***** Input *****
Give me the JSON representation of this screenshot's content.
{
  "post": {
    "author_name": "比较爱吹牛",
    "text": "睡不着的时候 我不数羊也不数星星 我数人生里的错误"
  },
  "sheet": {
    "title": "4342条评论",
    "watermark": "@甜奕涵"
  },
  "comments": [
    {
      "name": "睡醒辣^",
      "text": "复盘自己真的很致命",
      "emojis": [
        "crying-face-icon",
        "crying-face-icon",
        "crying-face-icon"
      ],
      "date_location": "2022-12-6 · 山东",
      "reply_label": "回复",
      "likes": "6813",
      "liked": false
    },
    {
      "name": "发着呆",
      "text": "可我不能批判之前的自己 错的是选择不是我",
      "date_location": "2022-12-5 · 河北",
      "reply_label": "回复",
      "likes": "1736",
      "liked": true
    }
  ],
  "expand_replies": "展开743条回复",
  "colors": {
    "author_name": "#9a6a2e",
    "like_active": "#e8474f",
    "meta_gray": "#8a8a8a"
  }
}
*****
**Exercise aim**
Write out every entry word for word.

**Written solution**
Give me the JSON representation of this screenshot's content.
{
  "post": {
    "author_name": "比较爱吹牛",
    "text": "睡不着的时候 我不数羊也不数星星 我数人生里的错误"
  },
  "sheet": {
    "title": "4342条评论",
    "watermark": "@甜奕涵"
  },
  "comments": [
    {
      "name": "睡醒辣^",
      "text": "复盘自己真的很致命",
      "emojis": [
        "crying-face-icon",
        "crying-face-icon",
        "crying-face-icon"
      ],
      "date_location": "2022-12-6 · 山东",
      "reply_label": "回复",
      "likes": "6813",
      "liked": false
    },
    {
      "name": "发着呆",
      "text": "可我不能批判之前的自己 错的是选择不是我",
      "date_location": "2022-12-5 · 河北",
      "reply_label": "回复",
      "likes": "1736",
      "liked": true
    }
  ],
  "expand_replies": "展开743条回复",
  "colors": {
    "author_name": "#9a6a2e",
    "like_active": "#e8474f",
    "meta_gray": "#8a8a8a"
  }
}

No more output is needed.